> What to do: Pictures should be excluded; otherwise, copy every entry exactly.

> Records supplied:

=====

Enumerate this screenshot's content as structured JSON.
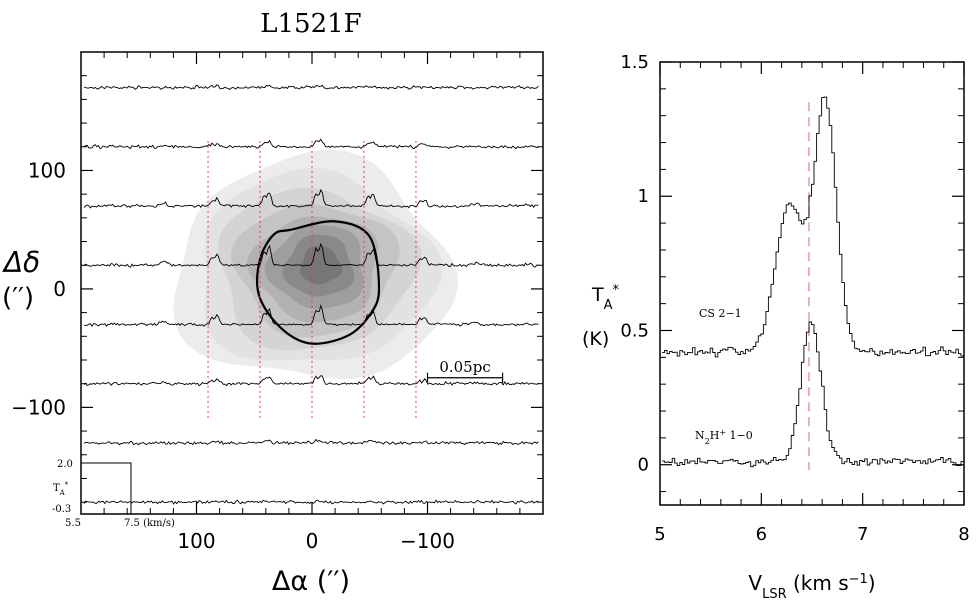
{
  "chart_data": [
    {
      "type": "line",
      "panel": "left",
      "title": "L1521F",
      "xlabel": "Δα (′′)",
      "ylabel_top": "Δδ",
      "ylabel_bottom": "(′′)",
      "xlim": [
        200,
        -200
      ],
      "ylim": [
        -190,
        200
      ],
      "xticks": [
        {
          "value": 100,
          "label": "100"
        },
        {
          "value": 0,
          "label": "0"
        },
        {
          "value": -100,
          "label": "−100"
        }
      ],
      "yticks": [
        {
          "value": 100,
          "label": "100"
        },
        {
          "value": 0,
          "label": "0"
        },
        {
          "value": -100,
          "label": "−100"
        }
      ],
      "spectra_offsets": [
        170,
        120,
        70,
        20,
        -30,
        -80,
        -130,
        -180
      ],
      "red_lines_x": [
        90,
        45,
        0,
        -45,
        -90
      ],
      "scale_bar": {
        "label": "0.05pc",
        "from": -100,
        "to": -165,
        "y": -75
      },
      "inset": {
        "y_top": "2.0",
        "y_label": "TA*",
        "y_bottom": "-0.3",
        "x_left": "5.5",
        "x_right": "7.5 (km/s)"
      }
    },
    {
      "type": "line",
      "panel": "right",
      "xlabel": "VLSR (km s−1)",
      "ylabel": "TA*",
      "ylabel_unit": "(K)",
      "xlim": [
        5,
        8
      ],
      "ylim": [
        -0.15,
        1.5
      ],
      "xticks": [
        "5",
        "6",
        "7",
        "8"
      ],
      "yticks": [
        {
          "value": 0,
          "label": "0"
        },
        {
          "value": 0.5,
          "label": "0.5"
        },
        {
          "value": 1,
          "label": "1"
        },
        {
          "value": 1.5,
          "label": "1.5"
        }
      ],
      "vline": 6.47,
      "series": [
        {
          "name": "CS 2−1",
          "baseline": 0.42,
          "gaussians": [
            [
              0.92,
              6.62,
              0.11
            ],
            [
              0.55,
              6.27,
              0.14
            ]
          ]
        },
        {
          "name": "N2H+ 1−0",
          "baseline": 0.01,
          "gaussians": [
            [
              0.52,
              6.48,
              0.1
            ]
          ]
        }
      ]
    }
  ]
}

=====

> Complete response:
Enumerate this screenshot's content as structured JSON.
{
  "chart_data": [
    {
      "type": "line",
      "panel": "left",
      "title": "L1521F",
      "xlabel": "Δα (′′)",
      "ylabel_top": "Δδ",
      "ylabel_bottom": "(′′)",
      "xlim": [
        200,
        -200
      ],
      "ylim": [
        -190,
        200
      ],
      "xticks": [
        {
          "value": 100,
          "label": "100"
        },
        {
          "value": 0,
          "label": "0"
        },
        {
          "value": -100,
          "label": "−100"
        }
      ],
      "yticks": [
        {
          "value": 100,
          "label": "100"
        },
        {
          "value": 0,
          "label": "0"
        },
        {
          "value": -100,
          "label": "−100"
        }
      ],
      "spectra_offsets": [
        170,
        120,
        70,
        20,
        -30,
        -80,
        -130,
        -180
      ],
      "red_lines_x": [
        90,
        45,
        0,
        -45,
        -90
      ],
      "scale_bar": {
        "label": "0.05pc",
        "from": -100,
        "to": -165,
        "y": -75
      },
      "inset": {
        "y_top": "2.0",
        "y_label": "TA*",
        "y_bottom": "-0.3",
        "x_left": "5.5",
        "x_right": "7.5 (km/s)"
      }
    },
    {
      "type": "line",
      "panel": "right",
      "xlabel": "VLSR (km s−1)",
      "ylabel": "TA*",
      "ylabel_unit": "(K)",
      "xlim": [
        5,
        8
      ],
      "ylim": [
        -0.15,
        1.5
      ],
      "xticks": [
        "5",
        "6",
        "7",
        "8"
      ],
      "yticks": [
        {
          "value": 0,
          "label": "0"
        },
        {
          "value": 0.5,
          "label": "0.5"
        },
        {
          "value": 1,
          "label": "1"
        },
        {
          "value": 1.5,
          "label": "1.5"
        }
      ],
      "vline": 6.47,
      "series": [
        {
          "name": "CS 2−1",
          "baseline": 0.42,
          "gaussians": [
            [
              0.92,
              6.62,
              0.11
            ],
            [
              0.55,
              6.27,
              0.14
            ]
          ]
        },
        {
          "name": "N2H+ 1−0",
          "baseline": 0.01,
          "gaussians": [
            [
              0.52,
              6.48,
              0.1
            ]
          ]
        }
      ]
    }
  ]
}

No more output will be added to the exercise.